— To be done —
Select, from the material below, each line with "JSON" in it.

— Provided data —
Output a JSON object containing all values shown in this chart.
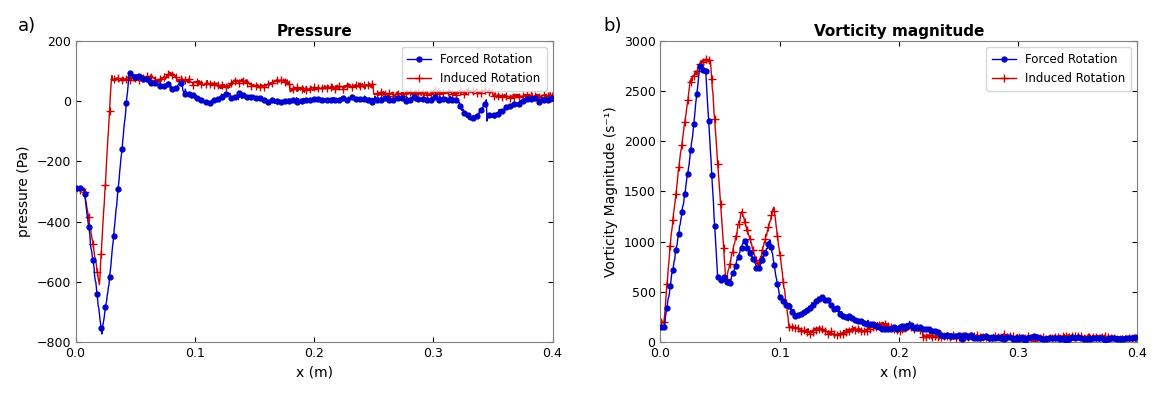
{
  "title_a": "Pressure",
  "title_b": "Vorticity magnitude",
  "xlabel": "x (m)",
  "ylabel_a": "pressure (Pa)",
  "ylabel_b": "Vorticity Magnitude (s⁻¹)",
  "legend_forced": "Forced Rotation",
  "legend_induced": "Induced Rotation",
  "xlim": [
    0,
    0.4
  ],
  "ylim_a": [
    -800,
    200
  ],
  "ylim_b": [
    0,
    3000
  ],
  "xticks": [
    0,
    0.1,
    0.2,
    0.3,
    0.4
  ],
  "yticks_a": [
    -800,
    -600,
    -400,
    -200,
    0,
    200
  ],
  "yticks_b": [
    0,
    500,
    1000,
    1500,
    2000,
    2500,
    3000
  ],
  "blue_color": "#0000cd",
  "red_color": "#cc0000",
  "label_a": "a)",
  "label_b": "b)",
  "bg_color": "#FFFFFF",
  "marker_size": 3.5,
  "linewidth": 1.0,
  "spine_color": "#808080"
}
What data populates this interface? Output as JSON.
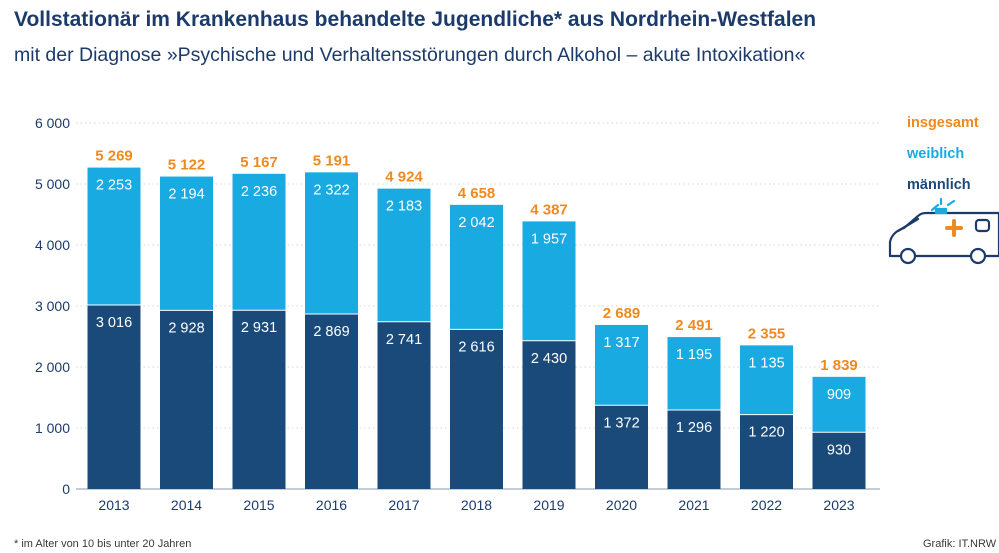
{
  "header": {
    "title": "Vollstationär im Krankenhaus behandelte Jugendliche* aus Nordrhein-Westfalen",
    "subtitle": "mit der Diagnose »Psychische und Verhaltensstörungen durch Alkohol – akute Intoxikation«"
  },
  "legend": {
    "total": "insgesamt",
    "female": "weiblich",
    "male": "männlich"
  },
  "footer": {
    "footnote": "* im Alter von 10 bis unter 20 Jahren",
    "credit": "Grafik: IT.NRW"
  },
  "colors": {
    "male": "#1a4a7a",
    "female": "#1aaae2",
    "total": "#f08a1e",
    "text": "#1c3b6b",
    "grid": "#cfd6de"
  },
  "icons": [
    "ambulance-icon"
  ],
  "chart_data": {
    "type": "bar",
    "stacked": true,
    "categories": [
      "2013",
      "2014",
      "2015",
      "2016",
      "2017",
      "2018",
      "2019",
      "2020",
      "2021",
      "2022",
      "2023"
    ],
    "series": [
      {
        "name": "männlich",
        "values": [
          3016,
          2928,
          2931,
          2869,
          2741,
          2616,
          2430,
          1372,
          1296,
          1220,
          930
        ]
      },
      {
        "name": "weiblich",
        "values": [
          2253,
          2194,
          2236,
          2322,
          2183,
          2042,
          1957,
          1317,
          1195,
          1135,
          909
        ]
      }
    ],
    "totals": [
      5269,
      5122,
      5167,
      5191,
      4924,
      4658,
      4387,
      2689,
      2491,
      2355,
      1839
    ],
    "value_labels": {
      "male": [
        "3 016",
        "2 928",
        "2 931",
        "2 869",
        "2 741",
        "2 616",
        "2 430",
        "1 372",
        "1 296",
        "1 220",
        "930"
      ],
      "female": [
        "2 253",
        "2 194",
        "2 236",
        "2 322",
        "2 183",
        "2 042",
        "1 957",
        "1 317",
        "1 195",
        "1 135",
        "909"
      ],
      "total": [
        "5 269",
        "5 122",
        "5 167",
        "5 191",
        "4 924",
        "4 658",
        "4 387",
        "2 689",
        "2 491",
        "2 355",
        "1 839"
      ]
    },
    "yticks": [
      0,
      1000,
      2000,
      3000,
      4000,
      5000,
      6000
    ],
    "ytick_labels": [
      "0",
      "1 000",
      "2 000",
      "3 000",
      "4 000",
      "5 000",
      "6 000"
    ],
    "ylim": [
      0,
      6000
    ],
    "grid": true,
    "legend_position": "top-right"
  }
}
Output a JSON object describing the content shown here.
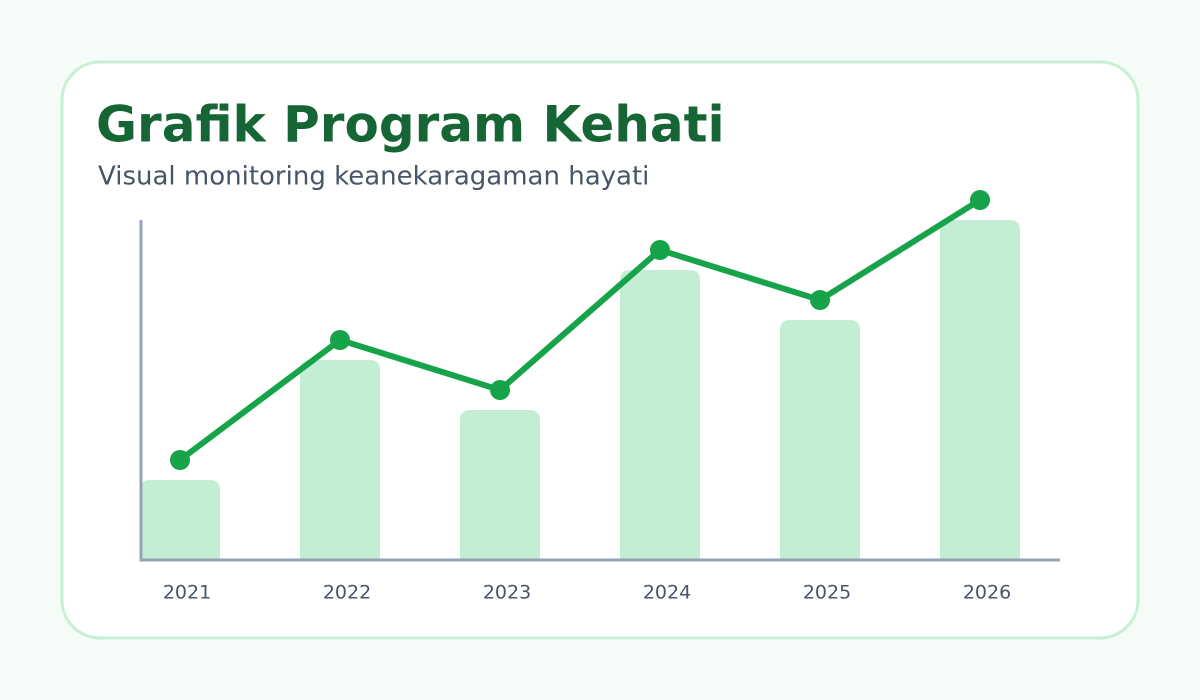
{
  "chart_data": {
    "type": "bar-line",
    "title": "Grafik Program Kehati",
    "subtitle": "Visual monitoring keanekaragaman hayati",
    "categories": [
      "2021",
      "2022",
      "2023",
      "2024",
      "2025",
      "2026"
    ],
    "series": [
      {
        "type": "bar",
        "color": "#c3eed4",
        "values": [
          4,
          10,
          7.5,
          14.5,
          12,
          17
        ]
      },
      {
        "type": "line",
        "color": "#16a34a",
        "values": [
          5,
          11,
          8.5,
          15.5,
          13,
          18
        ]
      }
    ],
    "ylim": [
      0,
      17
    ]
  }
}
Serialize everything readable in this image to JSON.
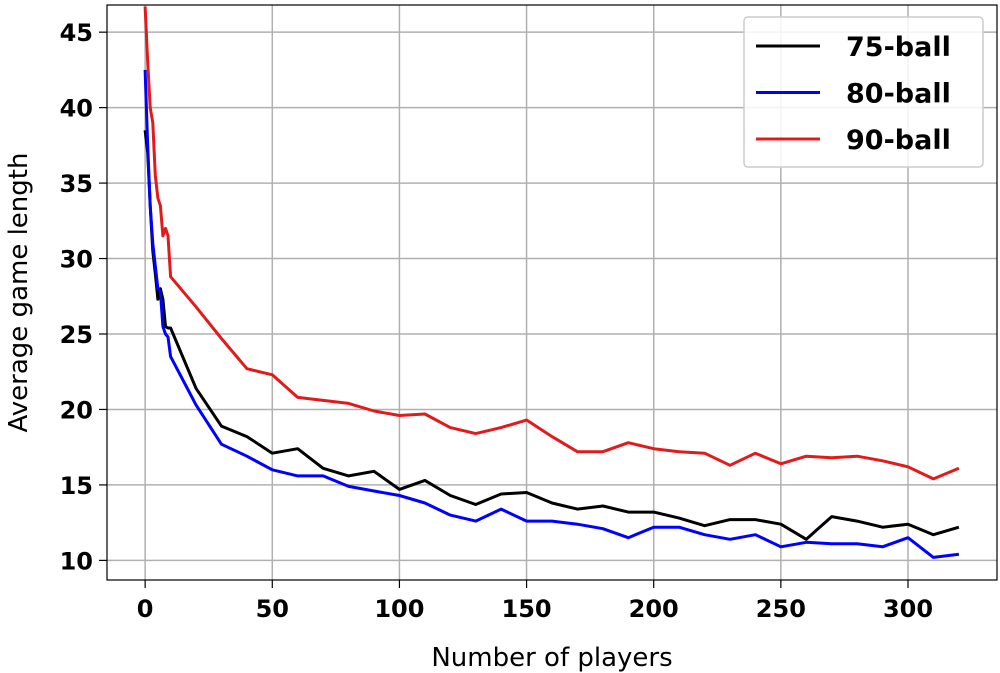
{
  "chart_data": {
    "type": "line",
    "title": "",
    "xlabel": "Number of players",
    "ylabel": "Average game length",
    "xlim": [
      -15,
      335
    ],
    "ylim": [
      8.7,
      46.8
    ],
    "xticks": [
      0,
      50,
      100,
      150,
      200,
      250,
      300
    ],
    "yticks": [
      10,
      15,
      20,
      25,
      30,
      35,
      40,
      45
    ],
    "grid": true,
    "legend_position": "top-right",
    "series": [
      {
        "name": "75-ball",
        "color": "#000000",
        "x": [
          0,
          1,
          2,
          3,
          4,
          5,
          6,
          7,
          8,
          9,
          10,
          20,
          30,
          40,
          50,
          60,
          70,
          80,
          90,
          100,
          110,
          120,
          130,
          140,
          150,
          160,
          170,
          180,
          190,
          200,
          210,
          220,
          230,
          240,
          250,
          260,
          270,
          280,
          290,
          300,
          310,
          320
        ],
        "y": [
          38.5,
          37.0,
          33.5,
          30.5,
          29.0,
          27.3,
          28.0,
          27.3,
          25.5,
          25.4,
          25.4,
          21.4,
          18.9,
          18.2,
          17.1,
          17.4,
          16.1,
          15.6,
          15.9,
          14.7,
          15.3,
          14.3,
          13.7,
          14.4,
          14.5,
          13.8,
          13.4,
          13.6,
          13.2,
          13.2,
          12.8,
          12.3,
          12.7,
          12.7,
          12.4,
          11.4,
          12.9,
          12.6,
          12.2,
          12.4,
          11.7,
          12.2
        ]
      },
      {
        "name": "80-ball",
        "color": "#0000ff",
        "x": [
          0,
          1,
          2,
          3,
          4,
          5,
          6,
          7,
          8,
          9,
          10,
          20,
          30,
          40,
          50,
          60,
          70,
          80,
          90,
          100,
          110,
          120,
          130,
          140,
          150,
          160,
          170,
          180,
          190,
          200,
          210,
          220,
          230,
          240,
          250,
          260,
          270,
          280,
          290,
          300,
          310,
          320
        ],
        "y": [
          42.5,
          37.5,
          33.5,
          31.0,
          29.5,
          28.0,
          27.8,
          25.5,
          25.0,
          24.8,
          23.5,
          20.3,
          17.7,
          16.9,
          16.0,
          15.6,
          15.6,
          14.9,
          14.6,
          14.3,
          13.8,
          13.0,
          12.6,
          13.4,
          12.6,
          12.6,
          12.4,
          12.1,
          11.5,
          12.2,
          12.2,
          11.7,
          11.4,
          11.7,
          10.9,
          11.2,
          11.1,
          11.1,
          10.9,
          11.5,
          10.2,
          10.4
        ]
      },
      {
        "name": "90-ball",
        "color": "#e01b1b",
        "x": [
          0,
          1,
          2,
          3,
          4,
          5,
          6,
          7,
          8,
          9,
          10,
          20,
          30,
          40,
          50,
          60,
          70,
          80,
          90,
          100,
          110,
          120,
          130,
          140,
          150,
          160,
          170,
          180,
          190,
          200,
          210,
          220,
          230,
          240,
          250,
          260,
          270,
          280,
          290,
          300,
          310,
          320
        ],
        "y": [
          46.7,
          43.0,
          40.0,
          39.0,
          35.5,
          34.0,
          33.5,
          31.5,
          32.0,
          31.5,
          28.8,
          26.8,
          24.7,
          22.7,
          22.3,
          20.8,
          20.6,
          20.4,
          19.9,
          19.6,
          19.7,
          18.8,
          18.4,
          18.8,
          19.3,
          18.2,
          17.2,
          17.2,
          17.8,
          17.4,
          17.2,
          17.1,
          16.3,
          17.1,
          16.4,
          16.9,
          16.8,
          16.9,
          16.6,
          16.2,
          15.4,
          16.1
        ]
      }
    ]
  }
}
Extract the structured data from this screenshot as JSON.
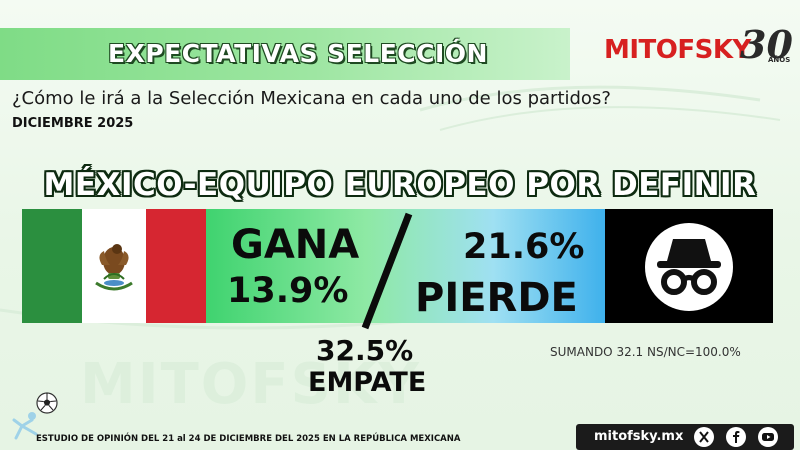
{
  "header": {
    "title": "EXPECTATIVAS SELECCIÓN",
    "brand_name": "MITOFSKY",
    "brand_anniversary_number": "30",
    "brand_anniversary_word": "AÑOS"
  },
  "question": "¿Cómo le irá a la Selección Mexicana en cada uno de los partidos?",
  "date_label": "DICIEMBRE 2025",
  "match": {
    "title": "MÉXICO-EQUIPO EUROPEO POR DEFINIR",
    "home_flag_icon": "mexico-flag-icon",
    "opponent_icon": "incognito-icon",
    "win_label": "GANA",
    "win_pct": "13.9%",
    "lose_pct": "21.6%",
    "lose_label": "PIERDE",
    "draw_pct": "32.5%",
    "draw_label": "EMPATE",
    "sum_note": "SUMANDO 32.1 NS/NC=100.0%"
  },
  "watermark": "MITOFSKY",
  "footer": {
    "study_text": "ESTUDIO DE OPINIÓN DEL 21 al 24 DE DICIEMBRE DEL 2025 EN LA REPÚBLICA MEXICANA",
    "site": "mitofsky.mx",
    "social_icons": [
      "x-icon",
      "facebook-icon",
      "youtube-icon"
    ]
  },
  "colors": {
    "brand_red": "#d72020",
    "flag_green": "#2b8f3f",
    "flag_red": "#d62631",
    "header_green": "#7fdc86"
  }
}
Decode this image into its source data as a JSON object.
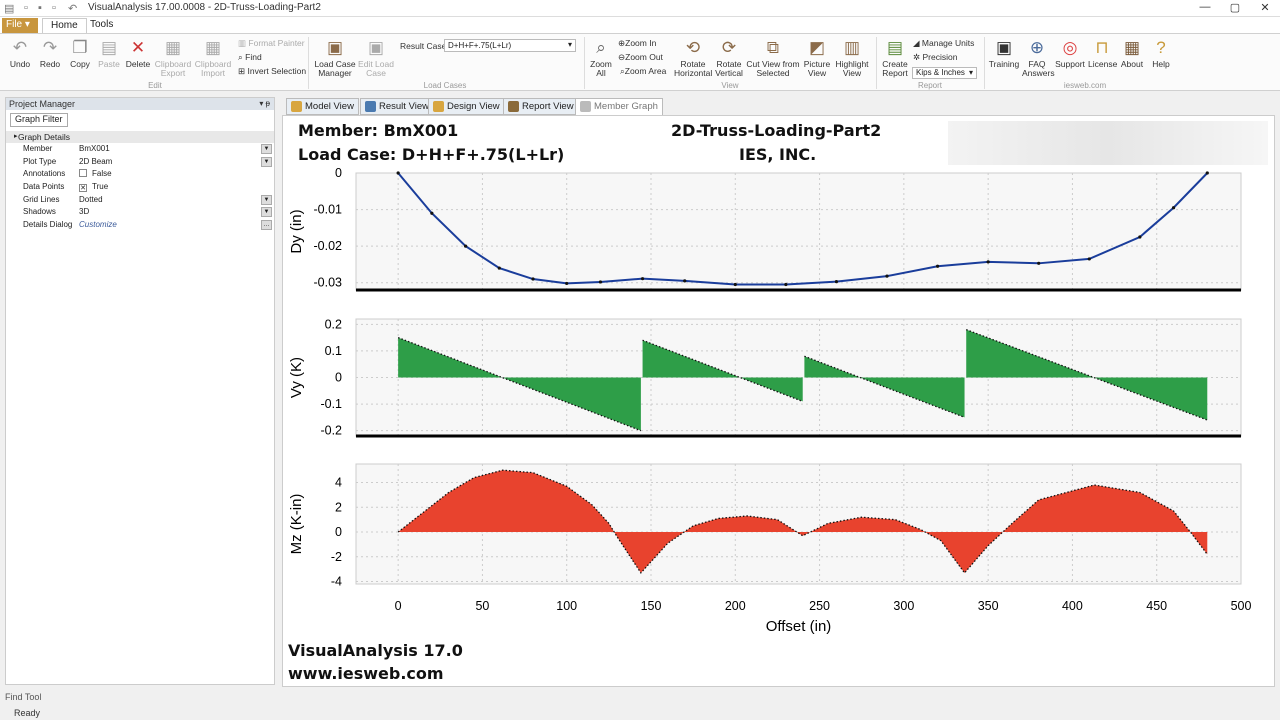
{
  "window": {
    "title": "VisualAnalysis 17.00.0008 - 2D-Truss-Loading-Part2",
    "minimize": "—",
    "restore": "▢",
    "close": "✕"
  },
  "tabs": {
    "file": "File ▾",
    "home": "Home",
    "tools": "Tools"
  },
  "ribbon": {
    "edit": {
      "undo": "Undo",
      "redo": "Redo",
      "copy": "Copy",
      "paste": "Paste",
      "delete": "Delete",
      "clipboard_export": "Clipboard Export",
      "clipboard_import": "Clipboard Import",
      "format_painter": "Format Painter",
      "find": "Find",
      "invert_selection": "Invert Selection",
      "group": "Edit"
    },
    "loadcases": {
      "load_case_manager": "Load Case Manager",
      "edit_load_case": "Edit Load Case",
      "result_case_label": "Result Case",
      "result_case_value": "D+H+F+.75(L+Lr)",
      "group": "Load Cases"
    },
    "view": {
      "zoom_all": "Zoom All",
      "zoom_in": "Zoom In",
      "zoom_out": "Zoom Out",
      "zoom_area": "Zoom Area",
      "rotate_horizontal": "Rotate Horizontal",
      "rotate_vertical": "Rotate Vertical",
      "cut_view": "Cut View from Selected",
      "picture_view": "Picture View",
      "highlight_view": "Highlight View",
      "group": "View"
    },
    "report": {
      "create_report": "Create Report",
      "manage_units": "Manage Units",
      "precision": "Precision",
      "units_value": "Kips & Inches",
      "group": "Report"
    },
    "iesweb": {
      "training": "Training",
      "faq": "FAQ Answers",
      "support": "Support",
      "license": "License",
      "about": "About",
      "help": "Help",
      "group": "iesweb.com"
    }
  },
  "project_manager": {
    "title": "Project Manager",
    "pin": "▾ ᵽ",
    "filter_tab": "Graph Filter",
    "section": "Graph Details",
    "props": [
      {
        "key": "Member",
        "value": "BmX001"
      },
      {
        "key": "Plot Type",
        "value": "2D Beam"
      },
      {
        "key": "Annotations",
        "value": "False"
      },
      {
        "key": "Data Points",
        "value": "True"
      },
      {
        "key": "Grid Lines",
        "value": "Dotted"
      },
      {
        "key": "Shadows",
        "value": "3D"
      },
      {
        "key": "Details Dialog",
        "value": "Customize"
      }
    ]
  },
  "view_tabs": {
    "model": "Model View",
    "result": "Result View",
    "design": "Design View",
    "report": "Report View",
    "member_graph": "Member Graph"
  },
  "graph": {
    "member_line": "Member: BmX001",
    "loadcase_line": "Load Case: D+H+F+.75(L+Lr)",
    "project_line": "2D-Truss-Loading-Part2",
    "company_line": "IES, INC.",
    "footer1": "VisualAnalysis 17.0",
    "footer2": "www.iesweb.com"
  },
  "chart_data": [
    {
      "type": "line",
      "ylabel": "Dy (in)",
      "xlim": [
        -25,
        500
      ],
      "ylim": [
        -0.032,
        0
      ],
      "yticks": [
        "0",
        "-0.01",
        "-0.02",
        "-0.03"
      ],
      "yticks_values": [
        0,
        -0.01,
        -0.02,
        -0.03
      ],
      "grid": "dotted",
      "color": "#1a3d9b",
      "x": [
        0,
        20,
        40,
        60,
        80,
        100,
        120,
        145,
        170,
        200,
        230,
        260,
        290,
        320,
        350,
        380,
        410,
        440,
        460,
        480
      ],
      "y": [
        0,
        -0.011,
        -0.02,
        -0.026,
        -0.029,
        -0.0302,
        -0.0298,
        -0.0289,
        -0.0295,
        -0.0305,
        -0.0305,
        -0.0297,
        -0.0282,
        -0.0255,
        -0.0243,
        -0.0247,
        -0.0235,
        -0.0175,
        -0.0095,
        0
      ]
    },
    {
      "type": "area",
      "ylabel": "Vy (K)",
      "xlim": [
        -25,
        500
      ],
      "ylim": [
        -0.22,
        0.22
      ],
      "yticks": [
        "0.2",
        "0.1",
        "0",
        "-0.1",
        "-0.2"
      ],
      "yticks_values": [
        0.2,
        0.1,
        0,
        -0.1,
        -0.2
      ],
      "grid": "dotted",
      "color": "#2e9e48",
      "segments": [
        [
          [
            0,
            0.15
          ],
          [
            144,
            -0.2
          ]
        ],
        [
          [
            145,
            0.14
          ],
          [
            240,
            -0.09
          ]
        ],
        [
          [
            241,
            0.08
          ],
          [
            336,
            -0.15
          ]
        ],
        [
          [
            337,
            0.18
          ],
          [
            480,
            -0.16
          ]
        ]
      ]
    },
    {
      "type": "area",
      "ylabel": "Mz (K-in)",
      "xlabel": "Offset (in)",
      "xlim": [
        -25,
        500
      ],
      "ylim": [
        -4.2,
        5.5
      ],
      "yticks": [
        "4",
        "2",
        "0",
        "-2",
        "-4"
      ],
      "yticks_values": [
        4,
        2,
        0,
        -2,
        -4
      ],
      "xticks": [
        "0",
        "50",
        "100",
        "150",
        "200",
        "250",
        "300",
        "350",
        "400",
        "450",
        "500"
      ],
      "xticks_values": [
        0,
        50,
        100,
        150,
        200,
        250,
        300,
        350,
        400,
        450,
        500
      ],
      "grid": "dotted",
      "color": "#e8432e",
      "x": [
        0,
        15,
        30,
        45,
        62,
        80,
        100,
        115,
        125,
        130,
        144,
        160,
        175,
        190,
        207,
        225,
        240,
        255,
        275,
        295,
        310,
        322,
        336,
        350,
        365,
        380,
        413,
        440,
        460,
        470,
        480
      ],
      "y": [
        0,
        1.6,
        3.2,
        4.4,
        5.0,
        4.8,
        3.7,
        2.2,
        0.7,
        -0.4,
        -3.3,
        -0.9,
        0.5,
        1.1,
        1.3,
        1.0,
        -0.3,
        0.7,
        1.2,
        1.0,
        0.2,
        -0.7,
        -3.3,
        -1.1,
        0.8,
        2.6,
        3.8,
        3.2,
        1.7,
        0,
        -1.8
      ]
    }
  ]
}
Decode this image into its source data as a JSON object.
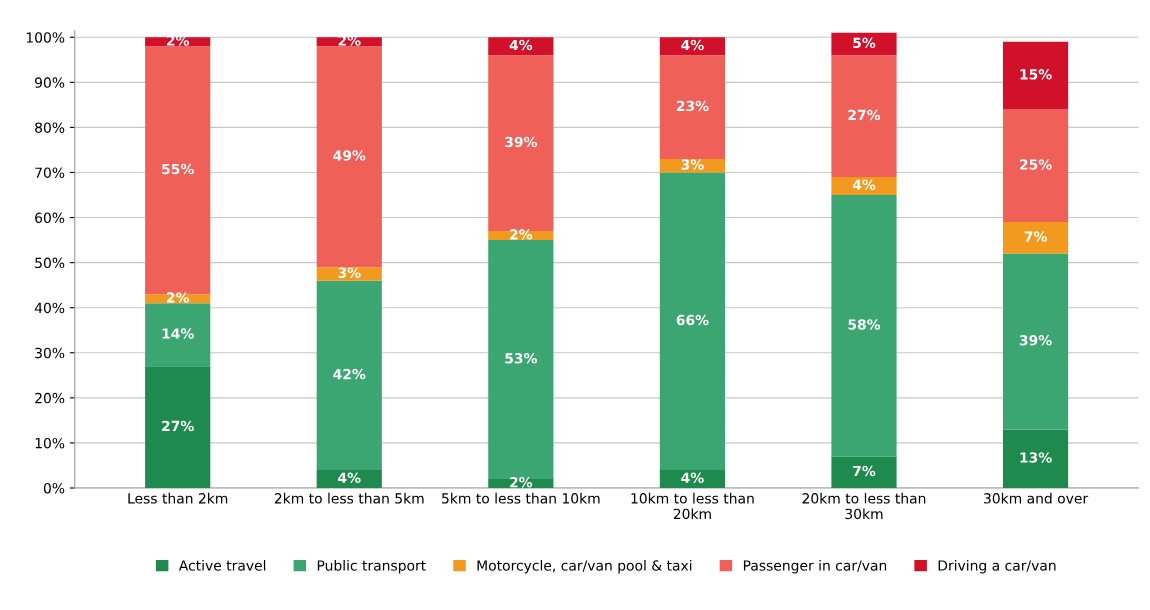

— Solution for this problem —
Output a JSON object containing all values shown in this chart.
What data populates this interface? Output as JSON.
Output a JSON object describing the content shown here.
Serialize everything readable in this image to JSON.
Extract the structured data from this screenshot as JSON.
Decode this image into its source data as a JSON object.
Decode this image into its source data as a JSON object.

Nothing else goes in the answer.